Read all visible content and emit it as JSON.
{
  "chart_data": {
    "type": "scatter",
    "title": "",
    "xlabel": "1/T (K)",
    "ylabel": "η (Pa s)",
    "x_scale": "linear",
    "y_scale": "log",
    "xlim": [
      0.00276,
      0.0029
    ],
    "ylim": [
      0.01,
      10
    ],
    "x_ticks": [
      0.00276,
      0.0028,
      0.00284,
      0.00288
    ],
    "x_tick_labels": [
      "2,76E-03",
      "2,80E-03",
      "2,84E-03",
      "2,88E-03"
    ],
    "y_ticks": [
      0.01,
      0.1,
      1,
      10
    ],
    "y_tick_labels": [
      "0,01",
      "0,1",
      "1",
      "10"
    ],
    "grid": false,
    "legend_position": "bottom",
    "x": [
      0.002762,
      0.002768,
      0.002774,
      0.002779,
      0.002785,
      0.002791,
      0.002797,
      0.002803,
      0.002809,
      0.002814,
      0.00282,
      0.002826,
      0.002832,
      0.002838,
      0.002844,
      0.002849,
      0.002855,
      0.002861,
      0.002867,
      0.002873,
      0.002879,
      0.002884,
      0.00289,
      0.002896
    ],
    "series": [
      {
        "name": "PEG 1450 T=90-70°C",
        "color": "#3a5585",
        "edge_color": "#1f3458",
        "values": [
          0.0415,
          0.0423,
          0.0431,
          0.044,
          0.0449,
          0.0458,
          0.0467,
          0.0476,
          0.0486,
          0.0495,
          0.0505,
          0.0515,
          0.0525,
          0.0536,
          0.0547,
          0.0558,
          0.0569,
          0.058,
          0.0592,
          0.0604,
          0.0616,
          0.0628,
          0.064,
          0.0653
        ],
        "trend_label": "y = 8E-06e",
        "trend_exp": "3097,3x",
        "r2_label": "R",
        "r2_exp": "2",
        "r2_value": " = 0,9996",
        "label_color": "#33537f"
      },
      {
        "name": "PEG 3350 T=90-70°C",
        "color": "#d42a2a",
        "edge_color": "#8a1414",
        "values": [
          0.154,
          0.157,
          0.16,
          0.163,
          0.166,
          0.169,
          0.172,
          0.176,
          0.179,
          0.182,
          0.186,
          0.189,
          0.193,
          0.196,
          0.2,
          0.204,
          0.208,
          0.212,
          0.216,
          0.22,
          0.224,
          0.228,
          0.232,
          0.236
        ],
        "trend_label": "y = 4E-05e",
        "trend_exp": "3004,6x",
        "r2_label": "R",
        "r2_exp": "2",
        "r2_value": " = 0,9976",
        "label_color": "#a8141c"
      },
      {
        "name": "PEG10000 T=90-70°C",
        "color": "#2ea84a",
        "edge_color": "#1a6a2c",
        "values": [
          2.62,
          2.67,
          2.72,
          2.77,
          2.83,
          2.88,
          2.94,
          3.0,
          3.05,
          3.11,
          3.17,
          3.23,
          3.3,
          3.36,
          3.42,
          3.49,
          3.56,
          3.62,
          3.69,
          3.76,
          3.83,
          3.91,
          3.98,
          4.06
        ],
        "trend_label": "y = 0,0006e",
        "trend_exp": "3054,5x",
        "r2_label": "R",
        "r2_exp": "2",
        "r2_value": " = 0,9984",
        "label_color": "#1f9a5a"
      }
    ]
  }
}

- - -

### PROBLEM DETAILS:
Restate all of the entries exactly, please.

### RESPONSE:
Read all visible content and emit it as JSON.
{
  "chart_data": {
    "type": "scatter",
    "title": "",
    "xlabel": "1/T (K)",
    "ylabel": "η (Pa s)",
    "x_scale": "linear",
    "y_scale": "log",
    "xlim": [
      0.00276,
      0.0029
    ],
    "ylim": [
      0.01,
      10
    ],
    "x_ticks": [
      0.00276,
      0.0028,
      0.00284,
      0.00288
    ],
    "x_tick_labels": [
      "2,76E-03",
      "2,80E-03",
      "2,84E-03",
      "2,88E-03"
    ],
    "y_ticks": [
      0.01,
      0.1,
      1,
      10
    ],
    "y_tick_labels": [
      "0,01",
      "0,1",
      "1",
      "10"
    ],
    "grid": false,
    "legend_position": "bottom",
    "x": [
      0.002762,
      0.002768,
      0.002774,
      0.002779,
      0.002785,
      0.002791,
      0.002797,
      0.002803,
      0.002809,
      0.002814,
      0.00282,
      0.002826,
      0.002832,
      0.002838,
      0.002844,
      0.002849,
      0.002855,
      0.002861,
      0.002867,
      0.002873,
      0.002879,
      0.002884,
      0.00289,
      0.002896
    ],
    "series": [
      {
        "name": "PEG 1450 T=90-70°C",
        "color": "#3a5585",
        "edge_color": "#1f3458",
        "values": [
          0.0415,
          0.0423,
          0.0431,
          0.044,
          0.0449,
          0.0458,
          0.0467,
          0.0476,
          0.0486,
          0.0495,
          0.0505,
          0.0515,
          0.0525,
          0.0536,
          0.0547,
          0.0558,
          0.0569,
          0.058,
          0.0592,
          0.0604,
          0.0616,
          0.0628,
          0.064,
          0.0653
        ],
        "trend_label": "y = 8E-06e",
        "trend_exp": "3097,3x",
        "r2_label": "R",
        "r2_exp": "2",
        "r2_value": " = 0,9996",
        "label_color": "#33537f"
      },
      {
        "name": "PEG 3350 T=90-70°C",
        "color": "#d42a2a",
        "edge_color": "#8a1414",
        "values": [
          0.154,
          0.157,
          0.16,
          0.163,
          0.166,
          0.169,
          0.172,
          0.176,
          0.179,
          0.182,
          0.186,
          0.189,
          0.193,
          0.196,
          0.2,
          0.204,
          0.208,
          0.212,
          0.216,
          0.22,
          0.224,
          0.228,
          0.232,
          0.236
        ],
        "trend_label": "y = 4E-05e",
        "trend_exp": "3004,6x",
        "r2_label": "R",
        "r2_exp": "2",
        "r2_value": " = 0,9976",
        "label_color": "#a8141c"
      },
      {
        "name": "PEG10000 T=90-70°C",
        "color": "#2ea84a",
        "edge_color": "#1a6a2c",
        "values": [
          2.62,
          2.67,
          2.72,
          2.77,
          2.83,
          2.88,
          2.94,
          3.0,
          3.05,
          3.11,
          3.17,
          3.23,
          3.3,
          3.36,
          3.42,
          3.49,
          3.56,
          3.62,
          3.69,
          3.76,
          3.83,
          3.91,
          3.98,
          4.06
        ],
        "trend_label": "y = 0,0006e",
        "trend_exp": "3054,5x",
        "r2_label": "R",
        "r2_exp": "2",
        "r2_value": " = 0,9984",
        "label_color": "#1f9a5a"
      }
    ]
  }
}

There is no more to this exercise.